YOUR INSTRUCTIONS:
Of the lines below, count those containing the word "保家卫国". Reply with the number alone.

DATASET CONTENT:

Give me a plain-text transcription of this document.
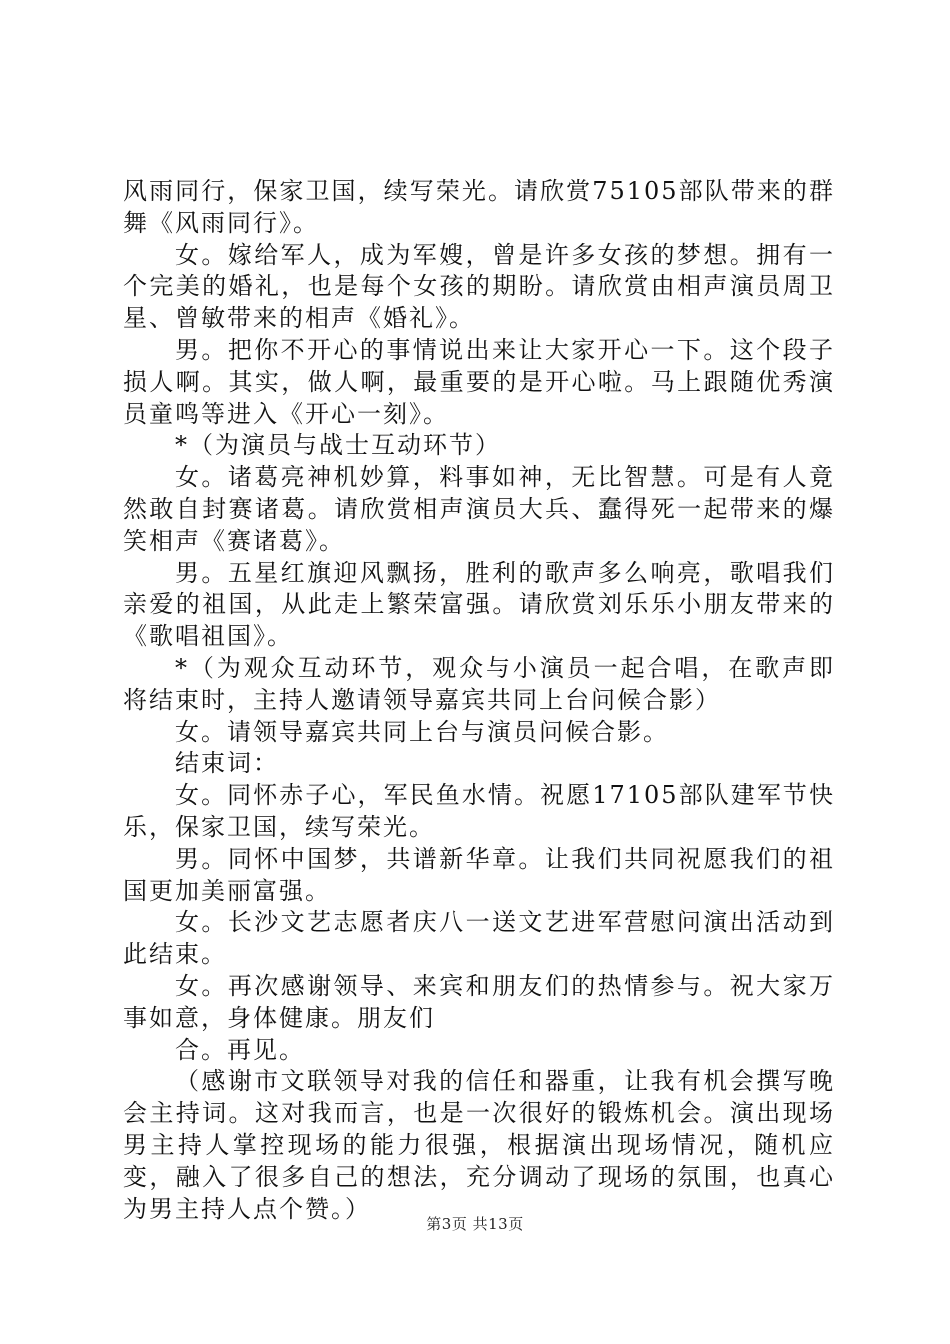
风雨同行，保家卫国，续写荣光。请欣赏75105部队带来的群舞《风雨同行》。

女。嫁给军人，成为军嫂，曾是许多女孩的梦想。拥有一个完美的婚礼，也是每个女孩的期盼。请欣赏由相声演员周卫星、曾敏带来的相声《婚礼》。

男。把你不开心的事情说出来让大家开心一下。这个段子损人啊。其实，做人啊，最重要的是开心啦。马上跟随优秀演员童鸣等进入《开心一刻》。

*（为演员与战士互动环节）

女。诸葛亮神机妙算，料事如神，无比智慧。可是有人竟然敢自封赛诸葛。请欣赏相声演员大兵、蠢得死一起带来的爆笑相声《赛诸葛》。

男。五星红旗迎风飘扬，胜利的歌声多么响亮，歌唱我们亲爱的祖国，从此走上繁荣富强。请欣赏刘乐乐小朋友带来的《歌唱祖国》。

*（为观众互动环节，观众与小演员一起合唱，在歌声即将结束时，主持人邀请领导嘉宾共同上台问候合影）

女。请领导嘉宾共同上台与演员问候合影。

结束词：

女。同怀赤子心，军民鱼水情。祝愿17105部队建军节快乐，保家卫国，续写荣光。

男。同怀中国梦，共谱新华章。让我们共同祝愿我们的祖国更加美丽富强。

女。长沙文艺志愿者庆八一送文艺进军营慰问演出活动到此结束。

女。再次感谢领导、来宾和朋友们的热情参与。祝大家万事如意，身体健康。朋友们

合。再见。

（感谢市文联领导对我的信任和器重，让我有机会撰写晚会主持词。这对我而言，也是一次很好的锻炼机会。演出现场男主持人掌控现场的能力很强，根据演出现场情况，随机应变，融入了很多自己的想法，充分调动了现场的氛围，也真心为男主持人点个赞。）

第3页 共13页
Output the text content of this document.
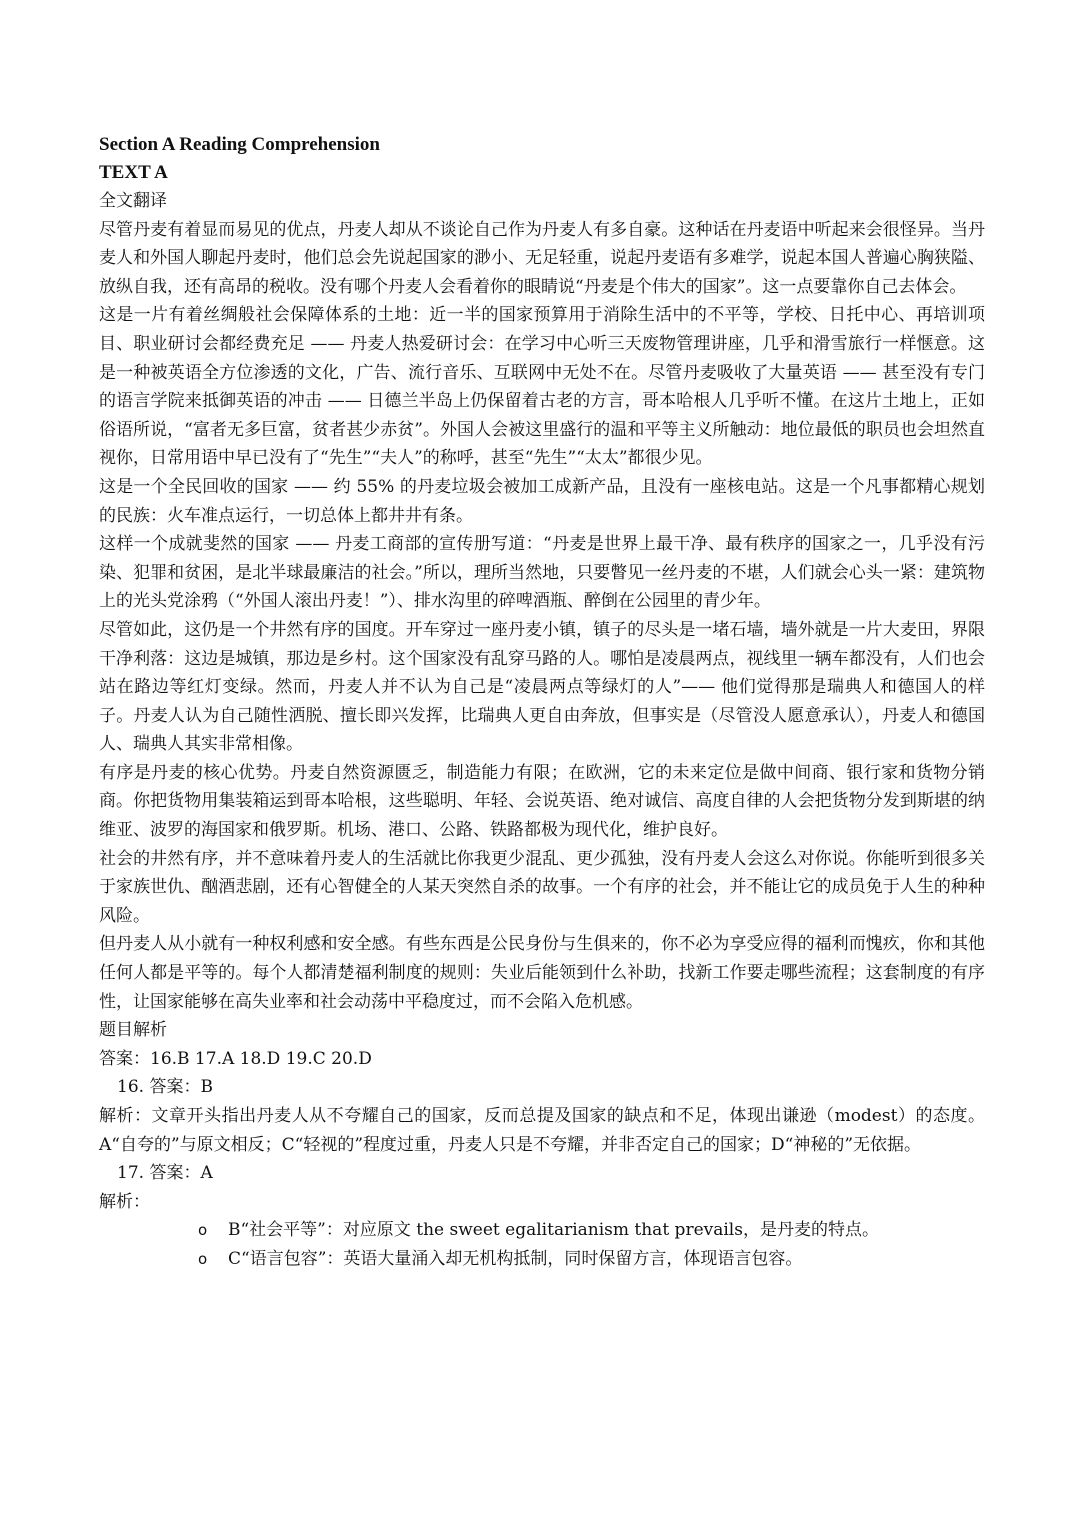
Section A Reading Comprehension

TEXT A

全文翻译

尽管丹麦有着显而易见的优点，丹麦人却从不谈论自己作为丹麦人有多自豪。这种话在丹麦语中听起来会很怪异。当丹麦人和外国人聊起丹麦时，他们总会先说起国家的渺小、无足轻重，说起丹麦语有多难学，说起本国人普遍心胸狭隘、放纵自我，还有高昂的税收。没有哪个丹麦人会看着你的眼睛说“丹麦是个伟大的国家”。这一点要靠你自己去体会。

这是一片有着丝绸般社会保障体系的土地：近一半的国家预算用于消除生活中的不平等，学校、日托中心、再培训项目、职业研讨会都经费充足 —— 丹麦人热爱研讨会：在学习中心听三天废物管理讲座，几乎和滑雪旅行一样惬意。这是一种被英语全方位渗透的文化，广告、流行音乐、互联网中无处不在。尽管丹麦吸收了大量英语 —— 甚至没有专门的语言学院来抵御英语的冲击 —— 日德兰半岛上仍保留着古老的方言，哥本哈根人几乎听不懂。在这片土地上，正如俗语所说，“富者无多巨富，贫者甚少赤贫”。外国人会被这里盛行的温和平等主义所触动：地位最低的职员也会坦然直视你，日常用语中早已没有了“先生”“夫人”的称呼，甚至“先生”“太太”都很少见。

这是一个全民回收的国家 —— 约 55% 的丹麦垃圾会被加工成新产品，且没有一座核电站。这是一个凡事都精心规划的民族：火车准点运行，一切总体上都井井有条。

这样一个成就斐然的国家 —— 丹麦工商部的宣传册写道：“丹麦是世界上最干净、最有秩序的国家之一，几乎没有污染、犯罪和贫困，是北半球最廉洁的社会。”所以，理所当然地，只要瞥见一丝丹麦的不堪，人们就会心头一紧：建筑物上的光头党涂鸦（“外国人滚出丹麦！”）、排水沟里的碎啤酒瓶、醉倒在公园里的青少年。

尽管如此，这仍是一个井然有序的国度。开车穿过一座丹麦小镇，镇子的尽头是一堵石墙，墙外就是一片大麦田，界限干净利落：这边是城镇，那边是乡村。这个国家没有乱穿马路的人。哪怕是凌晨两点，视线里一辆车都没有，人们也会站在路边等红灯变绿。然而，丹麦人并不认为自己是“凌晨两点等绿灯的人”—— 他们觉得那是瑞典人和德国人的样子。丹麦人认为自己随性洒脱、擅长即兴发挥，比瑞典人更自由奔放，但事实是（尽管没人愿意承认），丹麦人和德国人、瑞典人其实非常相像。

有序是丹麦的核心优势。丹麦自然资源匮乏，制造能力有限；在欧洲，它的未来定位是做中间商、银行家和货物分销商。你把货物用集装箱运到哥本哈根，这些聪明、年轻、会说英语、绝对诚信、高度自律的人会把货物分发到斯堪的纳维亚、波罗的海国家和俄罗斯。机场、港口、公路、铁路都极为现代化，维护良好。

社会的井然有序，并不意味着丹麦人的生活就比你我更少混乱、更少孤独，没有丹麦人会这么对你说。你能听到很多关于家族世仇、酗酒悲剧，还有心智健全的人某天突然自杀的故事。一个有序的社会，并不能让它的成员免于人生的种种风险。

但丹麦人从小就有一种权利感和安全感。有些东西是公民身份与生俱来的，你不必为享受应得的福利而愧疚，你和其他任何人都是平等的。每个人都清楚福利制度的规则：失业后能领到什么补助，找新工作要走哪些流程；这套制度的有序性，让国家能够在高失业率和社会动荡中平稳度过，而不会陷入危机感。

题目解析

答案：16.B 17.A 18.D 19.C 20.D

16. 答案：B

解析：文章开头指出丹麦人从不夸耀自己的国家，反而总提及国家的缺点和不足，体现出谦逊（modest）的态度。A“自夸的”与原文相反；C“轻视的”程度过重，丹麦人只是不夸耀，并非否定自己的国家；D“神秘的”无依据。

17. 答案：A

解析：

o B“社会平等”：对应原文 the sweet egalitarianism that prevails，是丹麦的特点。
o C“语言包容”：英语大量涌入却无机构抵制，同时保留方言，体现语言包容。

TASK RESULT:
2